- [Exercise prompt] Each record below should appear again exactly as written.

- [Supplied records]

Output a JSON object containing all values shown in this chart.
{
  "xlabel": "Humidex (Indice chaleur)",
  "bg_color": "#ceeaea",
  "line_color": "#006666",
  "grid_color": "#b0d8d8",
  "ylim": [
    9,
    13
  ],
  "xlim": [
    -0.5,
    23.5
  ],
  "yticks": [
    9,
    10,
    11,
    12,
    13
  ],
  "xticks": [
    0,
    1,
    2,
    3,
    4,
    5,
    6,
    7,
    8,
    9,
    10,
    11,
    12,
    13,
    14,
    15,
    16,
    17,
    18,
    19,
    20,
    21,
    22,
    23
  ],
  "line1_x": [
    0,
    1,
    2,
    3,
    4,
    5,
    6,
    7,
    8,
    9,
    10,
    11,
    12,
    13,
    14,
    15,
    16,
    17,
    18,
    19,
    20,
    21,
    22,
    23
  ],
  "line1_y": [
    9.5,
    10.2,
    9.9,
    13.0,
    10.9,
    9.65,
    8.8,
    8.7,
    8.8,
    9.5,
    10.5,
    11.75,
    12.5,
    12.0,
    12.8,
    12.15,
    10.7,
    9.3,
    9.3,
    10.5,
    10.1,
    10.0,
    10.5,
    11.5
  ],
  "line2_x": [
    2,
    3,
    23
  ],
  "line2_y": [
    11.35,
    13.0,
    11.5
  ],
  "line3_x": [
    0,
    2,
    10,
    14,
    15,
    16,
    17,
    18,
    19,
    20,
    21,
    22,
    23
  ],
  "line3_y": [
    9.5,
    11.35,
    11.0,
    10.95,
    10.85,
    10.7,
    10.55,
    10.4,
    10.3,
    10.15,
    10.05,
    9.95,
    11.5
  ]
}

- [Worked answer]
Output a JSON object containing all values shown in this chart.
{
  "xlabel": "Humidex (Indice chaleur)",
  "bg_color": "#ceeaea",
  "line_color": "#006666",
  "grid_color": "#b0d8d8",
  "ylim": [
    9,
    13
  ],
  "xlim": [
    -0.5,
    23.5
  ],
  "yticks": [
    9,
    10,
    11,
    12,
    13
  ],
  "xticks": [
    0,
    1,
    2,
    3,
    4,
    5,
    6,
    7,
    8,
    9,
    10,
    11,
    12,
    13,
    14,
    15,
    16,
    17,
    18,
    19,
    20,
    21,
    22,
    23
  ],
  "line1_x": [
    0,
    1,
    2,
    3,
    4,
    5,
    6,
    7,
    8,
    9,
    10,
    11,
    12,
    13,
    14,
    15,
    16,
    17,
    18,
    19,
    20,
    21,
    22,
    23
  ],
  "line1_y": [
    9.5,
    10.2,
    9.9,
    13.0,
    10.9,
    9.65,
    8.8,
    8.7,
    8.8,
    9.5,
    10.5,
    11.75,
    12.5,
    12.0,
    12.8,
    12.15,
    10.7,
    9.3,
    9.3,
    10.5,
    10.1,
    10.0,
    10.5,
    11.5
  ],
  "line2_x": [
    2,
    3,
    23
  ],
  "line2_y": [
    11.35,
    13.0,
    11.5
  ],
  "line3_x": [
    0,
    2,
    10,
    14,
    15,
    16,
    17,
    18,
    19,
    20,
    21,
    22,
    23
  ],
  "line3_y": [
    9.5,
    11.35,
    11.0,
    10.95,
    10.85,
    10.7,
    10.55,
    10.4,
    10.3,
    10.15,
    10.05,
    9.95,
    11.5
  ]
}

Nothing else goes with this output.